- _What to produce_
Write out all lines holding the word "content".

- _Available records_

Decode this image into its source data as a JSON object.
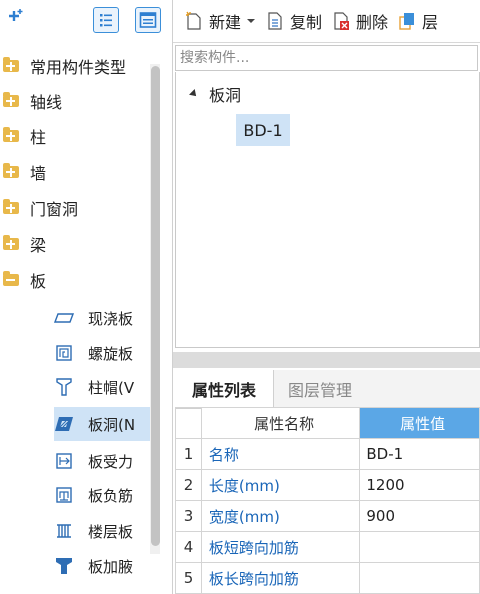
{
  "left_panel": {
    "tree": [
      {
        "label": "常用构件类型"
      },
      {
        "label": "轴线"
      },
      {
        "label": "柱"
      },
      {
        "label": "墙"
      },
      {
        "label": "门窗洞"
      },
      {
        "label": "梁"
      },
      {
        "label": "板"
      }
    ],
    "sub_items": [
      {
        "label": "现浇板",
        "icon": "cast-slab-icon"
      },
      {
        "label": "螺旋板",
        "icon": "spiral-slab-icon"
      },
      {
        "label": "柱帽(V",
        "icon": "column-cap-icon"
      },
      {
        "label": "板洞(N",
        "icon": "slab-hole-icon",
        "selected": true
      },
      {
        "label": "板受力",
        "icon": "slab-force-rebar-icon"
      },
      {
        "label": "板负筋",
        "icon": "slab-negative-rebar-icon"
      },
      {
        "label": "楼层板",
        "icon": "floor-slab-icon"
      },
      {
        "label": "板加腋",
        "icon": "slab-haunch-icon"
      }
    ]
  },
  "toolbar": {
    "new_label": "新建",
    "copy_label": "复制",
    "delete_label": "删除",
    "layer_label": "层"
  },
  "search": {
    "placeholder": "搜索构件..."
  },
  "component_tree": {
    "root_label": "板洞",
    "child_label": "BD-1"
  },
  "tabs": [
    {
      "label": "属性列表",
      "active": true
    },
    {
      "label": "图层管理",
      "active": false
    }
  ],
  "properties": {
    "headers": {
      "name": "属性名称",
      "value": "属性值"
    },
    "rows": [
      {
        "index": "1",
        "name": "名称",
        "value": "BD-1"
      },
      {
        "index": "2",
        "name": "长度(mm)",
        "value": "1200"
      },
      {
        "index": "3",
        "name": "宽度(mm)",
        "value": "900"
      },
      {
        "index": "4",
        "name": "板短跨向加筋",
        "value": ""
      },
      {
        "index": "5",
        "name": "板长跨向加筋",
        "value": ""
      }
    ]
  },
  "colors": {
    "accent": "#5ba7e6",
    "selection": "#cfe3f6",
    "link": "#1a66b8",
    "folder": "#e8b84a"
  }
}
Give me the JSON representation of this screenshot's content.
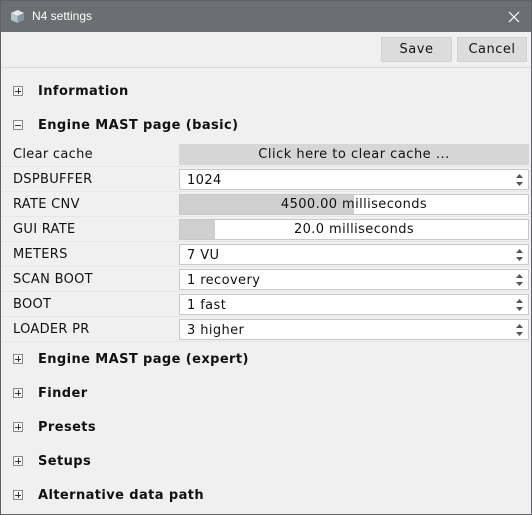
{
  "window": {
    "title": "N4 settings",
    "icon": "cube-icon"
  },
  "toolbar": {
    "save_label": "Save",
    "cancel_label": "Cancel"
  },
  "sections": {
    "information": {
      "label": "Information",
      "expanded": false
    },
    "engine_basic": {
      "label": "Engine MAST page (basic)",
      "expanded": true
    },
    "engine_expert": {
      "label": "Engine MAST page (expert)",
      "expanded": false
    },
    "finder": {
      "label": "Finder",
      "expanded": false
    },
    "presets": {
      "label": "Presets",
      "expanded": false
    },
    "setups": {
      "label": "Setups",
      "expanded": false
    },
    "alt_path": {
      "label": "Alternative data path",
      "expanded": false
    }
  },
  "settings": {
    "clear_cache": {
      "label": "Clear cache",
      "button": "Click here to clear cache ..."
    },
    "dspbuffer": {
      "label": "DSPBUFFER",
      "value": "1024"
    },
    "rate_cnv": {
      "label": "RATE CNV",
      "value": "4500.00 milliseconds",
      "fill_fraction": 0.5
    },
    "gui_rate": {
      "label": "GUI RATE",
      "value": "20.0 milliseconds",
      "fill_fraction": 0.1
    },
    "meters": {
      "label": "METERS",
      "value": "7 VU"
    },
    "scan_boot": {
      "label": "SCAN BOOT",
      "value": "1 recovery"
    },
    "boot": {
      "label": "BOOT",
      "value": "1 fast"
    },
    "loader_pr": {
      "label": "LOADER PR",
      "value": "3 higher"
    }
  }
}
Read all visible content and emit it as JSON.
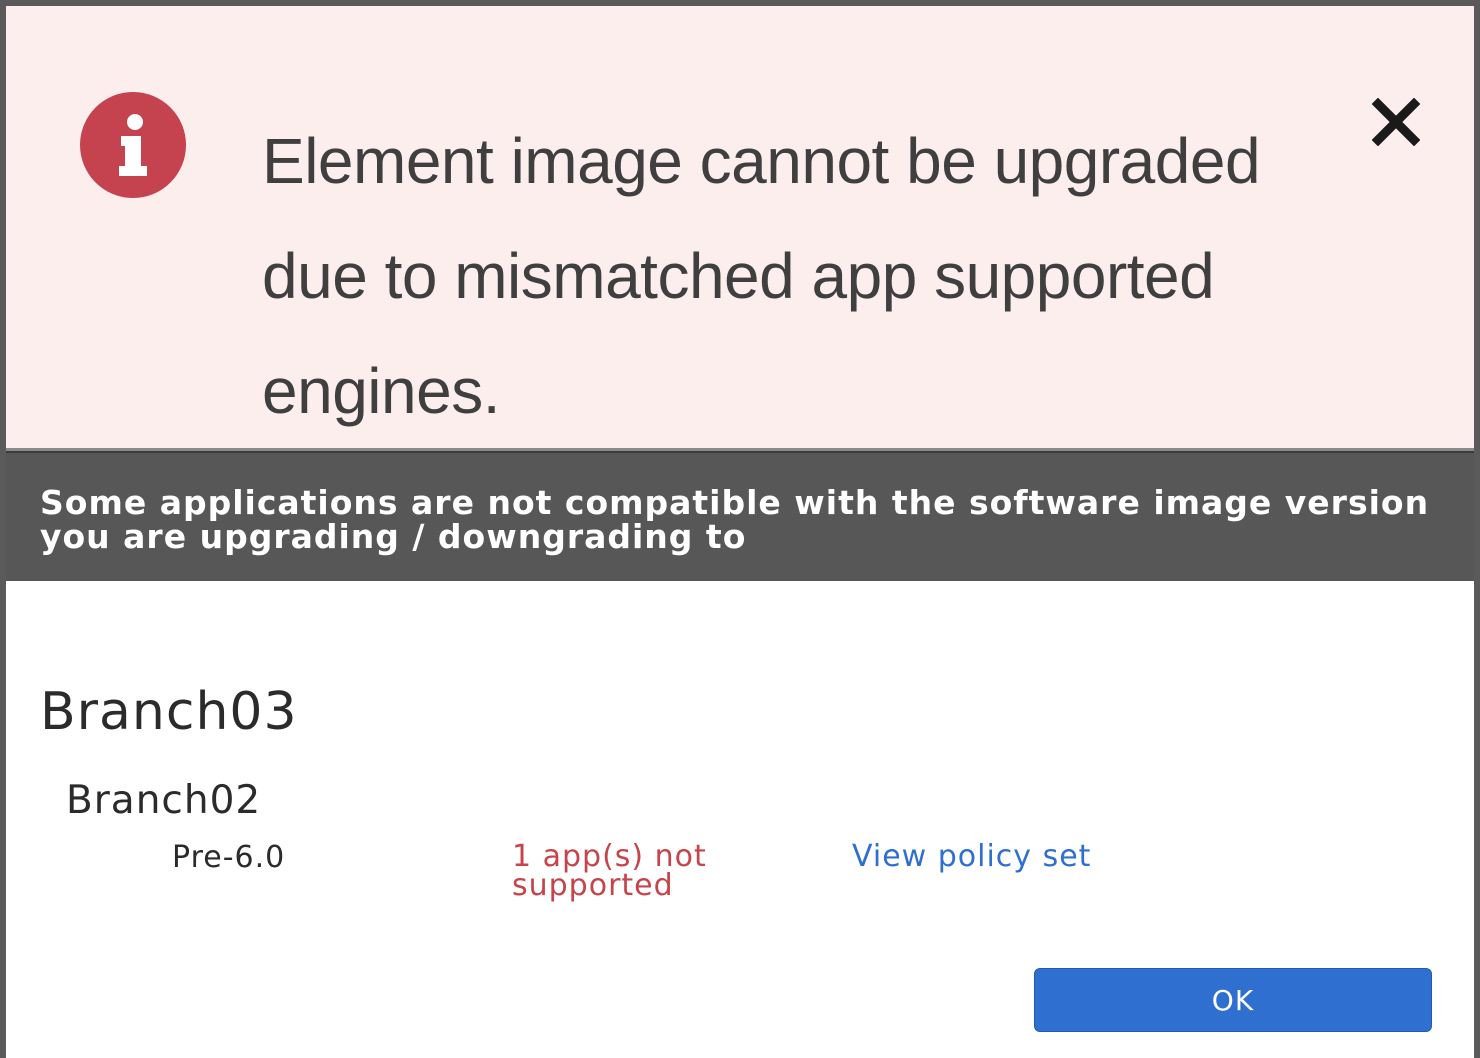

- _The response_
Give me the JSON representation of this screenshot's content.
Read all visible content and emit it as JSON.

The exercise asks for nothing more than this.